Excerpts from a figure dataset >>
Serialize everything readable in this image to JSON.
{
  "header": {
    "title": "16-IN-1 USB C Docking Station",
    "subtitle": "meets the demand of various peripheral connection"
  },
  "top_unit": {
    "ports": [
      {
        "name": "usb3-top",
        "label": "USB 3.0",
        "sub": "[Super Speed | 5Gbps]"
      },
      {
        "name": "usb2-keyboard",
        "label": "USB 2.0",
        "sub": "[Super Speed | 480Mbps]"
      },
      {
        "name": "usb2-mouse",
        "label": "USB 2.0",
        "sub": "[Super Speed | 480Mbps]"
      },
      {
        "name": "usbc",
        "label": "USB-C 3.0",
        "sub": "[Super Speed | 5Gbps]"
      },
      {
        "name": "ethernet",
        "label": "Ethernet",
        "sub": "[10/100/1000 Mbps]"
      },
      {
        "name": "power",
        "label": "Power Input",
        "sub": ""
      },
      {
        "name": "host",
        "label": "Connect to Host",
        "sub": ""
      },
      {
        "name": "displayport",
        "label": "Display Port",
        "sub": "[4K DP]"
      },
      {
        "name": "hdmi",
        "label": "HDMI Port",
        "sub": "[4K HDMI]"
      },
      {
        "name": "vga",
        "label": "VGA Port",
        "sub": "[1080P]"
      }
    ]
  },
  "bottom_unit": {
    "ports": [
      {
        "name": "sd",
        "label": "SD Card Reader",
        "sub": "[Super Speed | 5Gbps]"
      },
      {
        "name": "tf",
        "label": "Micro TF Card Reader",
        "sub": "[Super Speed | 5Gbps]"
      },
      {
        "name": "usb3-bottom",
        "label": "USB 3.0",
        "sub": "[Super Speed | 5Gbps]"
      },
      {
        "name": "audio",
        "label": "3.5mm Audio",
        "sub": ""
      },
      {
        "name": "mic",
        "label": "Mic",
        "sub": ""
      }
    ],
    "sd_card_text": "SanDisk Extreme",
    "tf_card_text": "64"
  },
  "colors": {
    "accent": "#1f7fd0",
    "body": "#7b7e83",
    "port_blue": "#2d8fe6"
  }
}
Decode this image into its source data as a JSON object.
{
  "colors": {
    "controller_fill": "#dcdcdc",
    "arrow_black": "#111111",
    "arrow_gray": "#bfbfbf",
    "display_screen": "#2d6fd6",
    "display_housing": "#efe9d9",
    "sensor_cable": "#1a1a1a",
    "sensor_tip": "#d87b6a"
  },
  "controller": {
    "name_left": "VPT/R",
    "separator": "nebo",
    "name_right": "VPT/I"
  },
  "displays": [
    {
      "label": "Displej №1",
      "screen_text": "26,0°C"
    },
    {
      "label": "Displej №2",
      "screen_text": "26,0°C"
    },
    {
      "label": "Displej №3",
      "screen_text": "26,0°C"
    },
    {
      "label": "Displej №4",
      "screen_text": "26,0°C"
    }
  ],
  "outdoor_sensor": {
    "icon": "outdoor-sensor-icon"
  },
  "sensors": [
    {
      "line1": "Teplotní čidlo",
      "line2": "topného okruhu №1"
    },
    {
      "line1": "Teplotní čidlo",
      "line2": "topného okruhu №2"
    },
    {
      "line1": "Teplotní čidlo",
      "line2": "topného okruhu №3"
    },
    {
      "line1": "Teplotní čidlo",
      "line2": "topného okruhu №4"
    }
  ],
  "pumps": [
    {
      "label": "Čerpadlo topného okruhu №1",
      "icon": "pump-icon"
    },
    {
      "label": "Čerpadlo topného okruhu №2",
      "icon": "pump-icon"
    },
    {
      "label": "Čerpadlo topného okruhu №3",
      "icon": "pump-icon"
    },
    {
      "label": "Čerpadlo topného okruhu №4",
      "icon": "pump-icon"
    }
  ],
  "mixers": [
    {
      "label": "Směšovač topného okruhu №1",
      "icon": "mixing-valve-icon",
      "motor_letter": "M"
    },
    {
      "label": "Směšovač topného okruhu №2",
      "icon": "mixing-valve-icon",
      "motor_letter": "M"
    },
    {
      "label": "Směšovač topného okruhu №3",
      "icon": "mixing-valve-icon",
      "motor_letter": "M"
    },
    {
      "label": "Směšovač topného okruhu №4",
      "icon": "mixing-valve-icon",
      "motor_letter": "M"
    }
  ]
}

Stated problem >> Retype the data in full and match it exactly.

Answer for this exercise >>
Serialize everything readable in this image to JSON.
{
  "header": {
    "title": "16-IN-1 USB C Docking Station",
    "subtitle": "meets the demand of various peripheral connection"
  },
  "top_unit": {
    "ports": [
      {
        "name": "usb3-top",
        "label": "USB 3.0",
        "sub": "[Super Speed | 5Gbps]"
      },
      {
        "name": "usb2-keyboard",
        "label": "USB 2.0",
        "sub": "[Super Speed | 480Mbps]"
      },
      {
        "name": "usb2-mouse",
        "label": "USB 2.0",
        "sub": "[Super Speed | 480Mbps]"
      },
      {
        "name": "usbc",
        "label": "USB-C 3.0",
        "sub": "[Super Speed | 5Gbps]"
      },
      {
        "name": "ethernet",
        "label": "Ethernet",
        "sub": "[10/100/1000 Mbps]"
      },
      {
        "name": "power",
        "label": "Power Input",
        "sub": ""
      },
      {
        "name": "host",
        "label": "Connect to Host",
        "sub": ""
      },
      {
        "name": "displayport",
        "label": "Display Port",
        "sub": "[4K DP]"
      },
      {
        "name": "hdmi",
        "label": "HDMI Port",
        "sub": "[4K HDMI]"
      },
      {
        "name": "vga",
        "label": "VGA Port",
        "sub": "[1080P]"
      }
    ]
  },
  "bottom_unit": {
    "ports": [
      {
        "name": "sd",
        "label": "SD Card Reader",
        "sub": "[Super Speed | 5Gbps]"
      },
      {
        "name": "tf",
        "label": "Micro TF Card Reader",
        "sub": "[Super Speed | 5Gbps]"
      },
      {
        "name": "usb3-bottom",
        "label": "USB 3.0",
        "sub": "[Super Speed | 5Gbps]"
      },
      {
        "name": "audio",
        "label": "3.5mm Audio",
        "sub": ""
      },
      {
        "name": "mic",
        "label": "Mic",
        "sub": ""
      }
    ],
    "sd_card_text": "SanDisk Extreme",
    "tf_card_text": "64"
  },
  "colors": {
    "accent": "#1f7fd0",
    "body": "#7b7e83",
    "port_blue": "#2d8fe6"
  }
}
Decode this image into its source data as a JSON object.
{
  "colors": {
    "controller_fill": "#dcdcdc",
    "arrow_black": "#111111",
    "arrow_gray": "#bfbfbf",
    "display_screen": "#2d6fd6",
    "display_housing": "#efe9d9",
    "sensor_cable": "#1a1a1a",
    "sensor_tip": "#d87b6a"
  },
  "controller": {
    "name_left": "VPT/R",
    "separator": "nebo",
    "name_right": "VPT/I"
  },
  "displays": [
    {
      "label": "Displej №1",
      "screen_text": "26,0°C"
    },
    {
      "label": "Displej №2",
      "screen_text": "26,0°C"
    },
    {
      "label": "Displej №3",
      "screen_text": "26,0°C"
    },
    {
      "label": "Displej №4",
      "screen_text": "26,0°C"
    }
  ],
  "outdoor_sensor": {
    "icon": "outdoor-sensor-icon"
  },
  "sensors": [
    {
      "line1": "Teplotní čidlo",
      "line2": "topného okruhu №1"
    },
    {
      "line1": "Teplotní čidlo",
      "line2": "topného okruhu №2"
    },
    {
      "line1": "Teplotní čidlo",
      "line2": "topného okruhu №3"
    },
    {
      "line1": "Teplotní čidlo",
      "line2": "topného okruhu №4"
    }
  ],
  "pumps": [
    {
      "label": "Čerpadlo topného okruhu №1",
      "icon": "pump-icon"
    },
    {
      "label": "Čerpadlo topného okruhu №2",
      "icon": "pump-icon"
    },
    {
      "label": "Čerpadlo topného okruhu №3",
      "icon": "pump-icon"
    },
    {
      "label": "Čerpadlo topného okruhu №4",
      "icon": "pump-icon"
    }
  ],
  "mixers": [
    {
      "label": "Směšovač topného okruhu №1",
      "icon": "mixing-valve-icon",
      "motor_letter": "M"
    },
    {
      "label": "Směšovač topného okruhu №2",
      "icon": "mixing-valve-icon",
      "motor_letter": "M"
    },
    {
      "label": "Směšovač topného okruhu №3",
      "icon": "mixing-valve-icon",
      "motor_letter": "M"
    },
    {
      "label": "Směšovač topného okruhu №4",
      "icon": "mixing-valve-icon",
      "motor_letter": "M"
    }
  ]
}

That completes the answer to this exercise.